Return all of the data exactly as written, without the pictures.

--- Supplied information ---

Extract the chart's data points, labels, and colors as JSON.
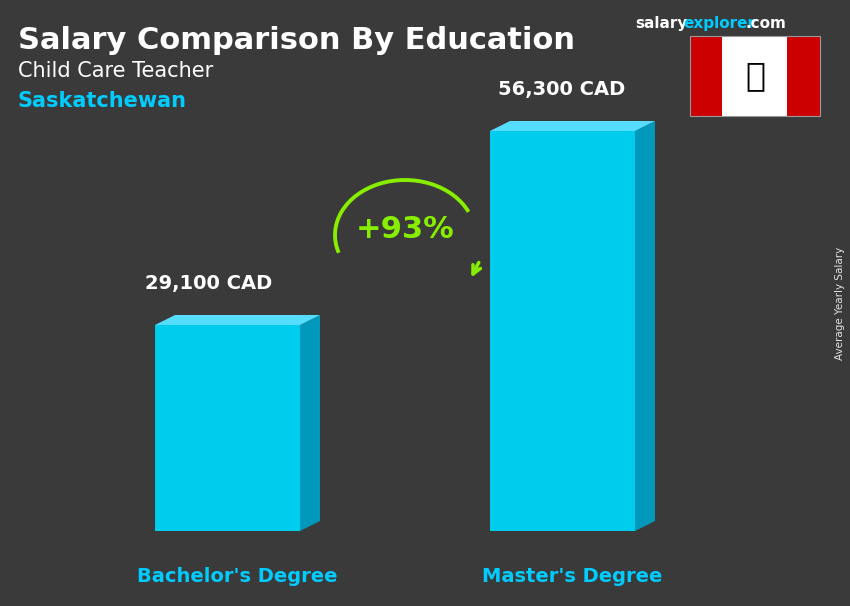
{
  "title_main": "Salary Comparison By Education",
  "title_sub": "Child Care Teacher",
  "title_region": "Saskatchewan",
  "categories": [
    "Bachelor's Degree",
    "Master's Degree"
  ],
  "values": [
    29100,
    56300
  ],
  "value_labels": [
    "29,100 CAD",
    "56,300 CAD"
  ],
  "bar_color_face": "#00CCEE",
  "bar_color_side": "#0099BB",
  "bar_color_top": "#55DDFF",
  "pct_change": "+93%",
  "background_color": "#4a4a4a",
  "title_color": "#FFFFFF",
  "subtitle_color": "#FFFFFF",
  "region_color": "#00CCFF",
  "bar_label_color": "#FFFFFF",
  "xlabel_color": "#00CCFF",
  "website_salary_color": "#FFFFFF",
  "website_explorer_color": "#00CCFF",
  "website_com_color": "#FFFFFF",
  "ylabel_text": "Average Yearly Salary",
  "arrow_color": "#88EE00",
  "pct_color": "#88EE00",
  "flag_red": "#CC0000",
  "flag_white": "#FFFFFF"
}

---

→ Exercise response
Extract the chart's data points, labels, and colors as JSON.
{
  "title_main": "Salary Comparison By Education",
  "title_sub": "Child Care Teacher",
  "title_region": "Saskatchewan",
  "categories": [
    "Bachelor's Degree",
    "Master's Degree"
  ],
  "values": [
    29100,
    56300
  ],
  "value_labels": [
    "29,100 CAD",
    "56,300 CAD"
  ],
  "bar_color_face": "#00CCEE",
  "bar_color_side": "#0099BB",
  "bar_color_top": "#55DDFF",
  "pct_change": "+93%",
  "background_color": "#4a4a4a",
  "title_color": "#FFFFFF",
  "subtitle_color": "#FFFFFF",
  "region_color": "#00CCFF",
  "bar_label_color": "#FFFFFF",
  "xlabel_color": "#00CCFF",
  "website_salary_color": "#FFFFFF",
  "website_explorer_color": "#00CCFF",
  "website_com_color": "#FFFFFF",
  "ylabel_text": "Average Yearly Salary",
  "arrow_color": "#88EE00",
  "pct_color": "#88EE00",
  "flag_red": "#CC0000",
  "flag_white": "#FFFFFF"
}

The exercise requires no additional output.